DO THIS: Read the lines below. Copy out any that hold the string "content".

DATA SHOWN:
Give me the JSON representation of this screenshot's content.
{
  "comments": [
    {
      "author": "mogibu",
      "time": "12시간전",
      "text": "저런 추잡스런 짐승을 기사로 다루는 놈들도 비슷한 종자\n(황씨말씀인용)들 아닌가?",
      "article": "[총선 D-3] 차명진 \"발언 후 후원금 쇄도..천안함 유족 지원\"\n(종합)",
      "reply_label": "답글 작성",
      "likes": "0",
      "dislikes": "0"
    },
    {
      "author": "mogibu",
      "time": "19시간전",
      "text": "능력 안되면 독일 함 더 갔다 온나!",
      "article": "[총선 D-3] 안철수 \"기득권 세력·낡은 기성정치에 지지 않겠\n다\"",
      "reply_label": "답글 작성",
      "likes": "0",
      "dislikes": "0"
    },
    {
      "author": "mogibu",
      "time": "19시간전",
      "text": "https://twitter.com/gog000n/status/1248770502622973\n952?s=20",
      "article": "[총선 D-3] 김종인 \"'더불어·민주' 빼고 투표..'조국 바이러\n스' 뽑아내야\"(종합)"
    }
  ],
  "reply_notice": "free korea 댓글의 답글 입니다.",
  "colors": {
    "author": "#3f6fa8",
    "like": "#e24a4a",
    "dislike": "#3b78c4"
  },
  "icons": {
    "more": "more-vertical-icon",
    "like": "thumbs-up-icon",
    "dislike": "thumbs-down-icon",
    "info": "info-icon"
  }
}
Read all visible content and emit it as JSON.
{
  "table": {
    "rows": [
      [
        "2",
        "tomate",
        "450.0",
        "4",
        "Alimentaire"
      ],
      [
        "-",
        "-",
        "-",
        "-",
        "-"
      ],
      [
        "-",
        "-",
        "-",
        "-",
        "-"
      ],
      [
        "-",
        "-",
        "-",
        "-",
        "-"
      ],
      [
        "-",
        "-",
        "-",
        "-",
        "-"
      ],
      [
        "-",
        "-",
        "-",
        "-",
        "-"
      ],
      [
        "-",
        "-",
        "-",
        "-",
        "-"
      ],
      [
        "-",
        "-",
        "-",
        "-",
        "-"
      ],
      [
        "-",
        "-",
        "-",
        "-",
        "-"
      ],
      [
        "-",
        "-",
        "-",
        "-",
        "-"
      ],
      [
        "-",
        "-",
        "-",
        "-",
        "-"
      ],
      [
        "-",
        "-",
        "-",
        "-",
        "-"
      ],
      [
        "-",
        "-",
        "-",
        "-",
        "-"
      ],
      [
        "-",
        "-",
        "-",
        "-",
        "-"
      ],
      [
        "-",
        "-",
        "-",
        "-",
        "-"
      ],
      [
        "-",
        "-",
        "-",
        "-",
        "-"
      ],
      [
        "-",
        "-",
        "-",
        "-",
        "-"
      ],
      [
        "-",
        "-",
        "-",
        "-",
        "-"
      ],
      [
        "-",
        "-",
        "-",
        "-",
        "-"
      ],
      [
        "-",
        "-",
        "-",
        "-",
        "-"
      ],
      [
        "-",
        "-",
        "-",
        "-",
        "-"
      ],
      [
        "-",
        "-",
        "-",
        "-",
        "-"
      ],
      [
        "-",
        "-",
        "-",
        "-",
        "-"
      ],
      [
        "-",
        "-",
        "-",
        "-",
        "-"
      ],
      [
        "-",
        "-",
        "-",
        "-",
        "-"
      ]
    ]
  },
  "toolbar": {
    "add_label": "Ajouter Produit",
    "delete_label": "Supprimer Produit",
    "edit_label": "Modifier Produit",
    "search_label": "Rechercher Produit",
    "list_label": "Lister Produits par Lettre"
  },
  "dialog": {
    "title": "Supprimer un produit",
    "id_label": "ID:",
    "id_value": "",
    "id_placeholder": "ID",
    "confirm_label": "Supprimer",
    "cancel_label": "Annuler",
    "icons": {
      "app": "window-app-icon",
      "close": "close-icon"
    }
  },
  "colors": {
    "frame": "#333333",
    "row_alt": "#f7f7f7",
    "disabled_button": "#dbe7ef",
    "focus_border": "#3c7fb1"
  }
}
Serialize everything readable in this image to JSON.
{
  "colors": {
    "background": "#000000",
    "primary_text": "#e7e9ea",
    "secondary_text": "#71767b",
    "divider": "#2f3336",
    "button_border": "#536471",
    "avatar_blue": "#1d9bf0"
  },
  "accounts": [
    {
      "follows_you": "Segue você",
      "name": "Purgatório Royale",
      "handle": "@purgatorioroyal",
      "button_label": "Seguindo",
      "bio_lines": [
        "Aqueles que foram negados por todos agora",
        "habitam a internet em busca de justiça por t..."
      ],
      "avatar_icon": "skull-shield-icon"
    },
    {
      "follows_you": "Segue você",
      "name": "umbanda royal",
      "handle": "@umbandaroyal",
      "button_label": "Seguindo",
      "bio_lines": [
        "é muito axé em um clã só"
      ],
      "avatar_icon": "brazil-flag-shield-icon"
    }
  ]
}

SOLUTION TO THE PROBLEM:
Give me the JSON representation of this screenshot's content.
Read all visible content and emit it as JSON.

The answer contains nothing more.